— begin —

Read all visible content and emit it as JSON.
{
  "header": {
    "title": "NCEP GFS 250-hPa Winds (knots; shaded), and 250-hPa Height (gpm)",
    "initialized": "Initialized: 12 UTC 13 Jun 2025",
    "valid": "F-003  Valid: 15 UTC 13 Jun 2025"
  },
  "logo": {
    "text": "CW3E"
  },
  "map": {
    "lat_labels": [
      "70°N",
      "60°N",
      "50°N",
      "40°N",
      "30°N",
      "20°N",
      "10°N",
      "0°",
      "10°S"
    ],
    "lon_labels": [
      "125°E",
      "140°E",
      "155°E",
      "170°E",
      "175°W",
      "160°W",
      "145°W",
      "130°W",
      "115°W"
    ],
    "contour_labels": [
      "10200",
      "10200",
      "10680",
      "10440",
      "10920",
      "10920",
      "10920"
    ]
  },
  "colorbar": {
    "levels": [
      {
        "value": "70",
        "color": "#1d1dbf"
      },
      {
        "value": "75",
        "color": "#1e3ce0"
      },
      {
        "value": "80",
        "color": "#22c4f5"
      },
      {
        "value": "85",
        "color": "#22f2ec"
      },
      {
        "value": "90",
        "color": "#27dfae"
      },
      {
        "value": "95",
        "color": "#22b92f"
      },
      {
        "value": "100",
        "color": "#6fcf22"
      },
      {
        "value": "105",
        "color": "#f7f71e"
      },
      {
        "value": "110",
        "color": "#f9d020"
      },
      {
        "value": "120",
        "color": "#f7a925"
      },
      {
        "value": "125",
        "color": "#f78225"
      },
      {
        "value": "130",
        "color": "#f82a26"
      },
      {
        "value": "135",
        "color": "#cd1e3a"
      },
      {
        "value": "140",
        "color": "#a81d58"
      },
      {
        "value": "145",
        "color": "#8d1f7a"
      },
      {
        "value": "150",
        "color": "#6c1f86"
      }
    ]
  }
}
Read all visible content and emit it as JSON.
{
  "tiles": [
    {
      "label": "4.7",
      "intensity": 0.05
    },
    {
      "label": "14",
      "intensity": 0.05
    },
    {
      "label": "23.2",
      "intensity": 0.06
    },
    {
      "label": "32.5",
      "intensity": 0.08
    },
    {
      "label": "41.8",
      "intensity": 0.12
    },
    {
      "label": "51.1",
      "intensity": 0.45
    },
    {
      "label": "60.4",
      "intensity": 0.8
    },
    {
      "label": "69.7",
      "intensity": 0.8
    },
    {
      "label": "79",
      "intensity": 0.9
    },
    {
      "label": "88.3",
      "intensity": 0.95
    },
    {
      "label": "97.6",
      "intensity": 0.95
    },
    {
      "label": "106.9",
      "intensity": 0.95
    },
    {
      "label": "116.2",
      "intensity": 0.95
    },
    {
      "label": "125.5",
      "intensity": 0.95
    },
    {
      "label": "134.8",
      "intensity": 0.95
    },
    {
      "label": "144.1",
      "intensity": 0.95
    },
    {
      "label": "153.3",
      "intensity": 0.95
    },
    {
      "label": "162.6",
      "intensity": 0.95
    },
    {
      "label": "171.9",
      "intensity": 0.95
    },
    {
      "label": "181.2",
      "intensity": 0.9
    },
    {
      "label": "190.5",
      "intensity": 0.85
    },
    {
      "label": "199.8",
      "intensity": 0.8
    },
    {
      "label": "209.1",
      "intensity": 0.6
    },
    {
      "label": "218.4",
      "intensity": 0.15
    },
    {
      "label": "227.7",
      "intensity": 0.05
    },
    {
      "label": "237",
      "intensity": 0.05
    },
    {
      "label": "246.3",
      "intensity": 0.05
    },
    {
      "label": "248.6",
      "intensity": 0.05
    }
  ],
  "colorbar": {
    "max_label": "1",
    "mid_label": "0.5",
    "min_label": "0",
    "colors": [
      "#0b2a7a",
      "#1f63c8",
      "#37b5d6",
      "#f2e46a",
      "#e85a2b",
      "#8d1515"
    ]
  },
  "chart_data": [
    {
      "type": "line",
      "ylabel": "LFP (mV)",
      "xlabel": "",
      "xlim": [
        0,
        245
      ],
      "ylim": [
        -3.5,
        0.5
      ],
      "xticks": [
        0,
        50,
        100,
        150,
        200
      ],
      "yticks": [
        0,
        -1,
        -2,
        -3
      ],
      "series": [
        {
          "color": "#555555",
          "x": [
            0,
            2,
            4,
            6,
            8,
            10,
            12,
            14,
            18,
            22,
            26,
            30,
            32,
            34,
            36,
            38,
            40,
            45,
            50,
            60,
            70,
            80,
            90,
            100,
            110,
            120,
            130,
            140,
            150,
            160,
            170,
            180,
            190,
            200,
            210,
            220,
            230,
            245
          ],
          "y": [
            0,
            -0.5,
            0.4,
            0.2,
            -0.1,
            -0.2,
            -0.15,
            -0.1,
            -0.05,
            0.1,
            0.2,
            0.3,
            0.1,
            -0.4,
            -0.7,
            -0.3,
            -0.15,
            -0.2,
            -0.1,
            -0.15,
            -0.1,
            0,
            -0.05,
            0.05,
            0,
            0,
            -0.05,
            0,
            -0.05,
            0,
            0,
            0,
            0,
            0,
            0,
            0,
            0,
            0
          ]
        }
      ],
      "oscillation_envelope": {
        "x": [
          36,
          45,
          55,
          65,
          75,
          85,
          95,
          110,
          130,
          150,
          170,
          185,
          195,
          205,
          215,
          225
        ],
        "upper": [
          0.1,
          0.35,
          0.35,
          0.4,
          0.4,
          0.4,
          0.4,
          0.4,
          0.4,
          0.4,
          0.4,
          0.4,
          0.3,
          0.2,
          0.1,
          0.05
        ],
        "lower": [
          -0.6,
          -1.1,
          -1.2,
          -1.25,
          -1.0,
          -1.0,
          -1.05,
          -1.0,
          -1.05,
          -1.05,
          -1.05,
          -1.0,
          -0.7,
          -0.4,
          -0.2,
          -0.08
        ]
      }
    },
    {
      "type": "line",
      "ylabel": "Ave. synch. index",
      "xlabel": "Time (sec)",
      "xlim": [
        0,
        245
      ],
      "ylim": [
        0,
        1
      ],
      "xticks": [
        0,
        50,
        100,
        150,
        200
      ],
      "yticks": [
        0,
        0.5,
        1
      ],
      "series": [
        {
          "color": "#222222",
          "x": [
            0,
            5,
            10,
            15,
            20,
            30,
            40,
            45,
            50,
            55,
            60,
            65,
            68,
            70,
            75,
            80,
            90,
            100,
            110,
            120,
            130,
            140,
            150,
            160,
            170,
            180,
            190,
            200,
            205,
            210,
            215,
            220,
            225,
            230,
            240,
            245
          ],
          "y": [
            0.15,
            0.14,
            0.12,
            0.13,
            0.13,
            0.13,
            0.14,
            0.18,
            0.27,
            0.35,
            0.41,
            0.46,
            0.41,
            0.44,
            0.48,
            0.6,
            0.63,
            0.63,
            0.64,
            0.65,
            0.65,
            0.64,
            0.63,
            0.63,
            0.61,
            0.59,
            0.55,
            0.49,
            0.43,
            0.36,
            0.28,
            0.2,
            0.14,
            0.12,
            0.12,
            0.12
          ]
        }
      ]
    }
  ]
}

— end —

-- Exercise brief --
Review the material and copy each line in which the word "ylabel" appears.

-- Result below --
      "ylabel": "LFP (mV)",
      "ylabel": "Ave. synch. index",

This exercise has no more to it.